Stored data:
[start]
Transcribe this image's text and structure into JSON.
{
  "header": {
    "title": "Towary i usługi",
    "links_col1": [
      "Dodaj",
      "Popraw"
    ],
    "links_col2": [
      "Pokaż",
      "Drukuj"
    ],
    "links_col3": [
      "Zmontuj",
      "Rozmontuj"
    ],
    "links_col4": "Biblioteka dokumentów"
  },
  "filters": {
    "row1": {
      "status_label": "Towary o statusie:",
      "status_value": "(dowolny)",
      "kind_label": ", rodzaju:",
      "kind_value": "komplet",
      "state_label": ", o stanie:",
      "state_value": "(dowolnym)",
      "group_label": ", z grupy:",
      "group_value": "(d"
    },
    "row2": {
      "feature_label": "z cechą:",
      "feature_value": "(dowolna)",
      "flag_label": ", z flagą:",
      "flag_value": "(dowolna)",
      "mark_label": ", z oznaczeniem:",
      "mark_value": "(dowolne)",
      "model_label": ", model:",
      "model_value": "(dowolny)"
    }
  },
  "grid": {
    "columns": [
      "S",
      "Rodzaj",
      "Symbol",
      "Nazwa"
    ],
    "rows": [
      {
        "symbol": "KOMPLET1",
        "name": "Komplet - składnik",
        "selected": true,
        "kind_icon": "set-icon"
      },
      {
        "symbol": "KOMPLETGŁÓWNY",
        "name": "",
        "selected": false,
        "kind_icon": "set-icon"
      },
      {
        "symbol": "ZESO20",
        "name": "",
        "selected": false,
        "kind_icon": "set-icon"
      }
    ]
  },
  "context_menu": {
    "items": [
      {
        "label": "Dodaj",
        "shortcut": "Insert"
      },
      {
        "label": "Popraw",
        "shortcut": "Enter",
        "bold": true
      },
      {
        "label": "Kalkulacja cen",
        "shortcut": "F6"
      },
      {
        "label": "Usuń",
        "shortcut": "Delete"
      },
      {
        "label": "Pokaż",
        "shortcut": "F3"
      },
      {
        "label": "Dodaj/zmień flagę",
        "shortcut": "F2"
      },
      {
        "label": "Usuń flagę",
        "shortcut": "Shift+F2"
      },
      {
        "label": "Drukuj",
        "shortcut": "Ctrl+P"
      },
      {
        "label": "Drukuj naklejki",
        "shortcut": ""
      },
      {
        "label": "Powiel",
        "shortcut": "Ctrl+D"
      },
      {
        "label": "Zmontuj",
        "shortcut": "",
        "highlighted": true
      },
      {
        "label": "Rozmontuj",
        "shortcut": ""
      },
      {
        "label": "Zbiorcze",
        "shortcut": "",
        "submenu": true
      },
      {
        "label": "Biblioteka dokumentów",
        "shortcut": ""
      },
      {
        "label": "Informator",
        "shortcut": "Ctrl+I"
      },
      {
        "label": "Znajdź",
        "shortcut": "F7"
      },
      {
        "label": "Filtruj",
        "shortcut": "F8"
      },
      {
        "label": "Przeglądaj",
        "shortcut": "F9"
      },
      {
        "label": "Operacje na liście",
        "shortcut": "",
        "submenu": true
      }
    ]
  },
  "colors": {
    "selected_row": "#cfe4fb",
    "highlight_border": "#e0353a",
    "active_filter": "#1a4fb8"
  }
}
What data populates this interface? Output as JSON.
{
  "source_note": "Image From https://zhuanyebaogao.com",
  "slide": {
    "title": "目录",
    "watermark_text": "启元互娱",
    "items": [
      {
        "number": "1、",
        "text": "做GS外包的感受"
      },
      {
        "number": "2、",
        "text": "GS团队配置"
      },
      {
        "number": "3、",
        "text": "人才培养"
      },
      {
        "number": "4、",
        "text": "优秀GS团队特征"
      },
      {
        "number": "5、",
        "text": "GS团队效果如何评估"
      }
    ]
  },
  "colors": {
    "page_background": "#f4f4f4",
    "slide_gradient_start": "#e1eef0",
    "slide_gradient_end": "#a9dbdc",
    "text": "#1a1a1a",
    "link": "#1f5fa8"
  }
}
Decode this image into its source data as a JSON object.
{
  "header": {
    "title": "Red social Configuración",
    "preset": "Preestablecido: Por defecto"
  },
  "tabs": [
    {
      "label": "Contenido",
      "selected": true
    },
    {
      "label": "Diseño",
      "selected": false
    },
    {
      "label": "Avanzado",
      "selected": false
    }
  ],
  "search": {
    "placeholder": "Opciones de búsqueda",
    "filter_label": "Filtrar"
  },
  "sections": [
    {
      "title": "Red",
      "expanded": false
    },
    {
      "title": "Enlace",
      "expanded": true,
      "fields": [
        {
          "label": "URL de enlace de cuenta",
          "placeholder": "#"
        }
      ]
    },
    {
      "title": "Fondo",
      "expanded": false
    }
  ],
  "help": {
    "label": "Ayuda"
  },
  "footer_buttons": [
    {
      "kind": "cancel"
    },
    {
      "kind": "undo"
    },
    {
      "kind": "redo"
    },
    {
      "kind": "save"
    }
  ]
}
[end]
• Task directions: From the data above, gather every line that includes the word "dokumentów".

• Complete output:
    "links_col4": "Biblioteka dokumentów"
        "label": "Biblioteka dokumentów",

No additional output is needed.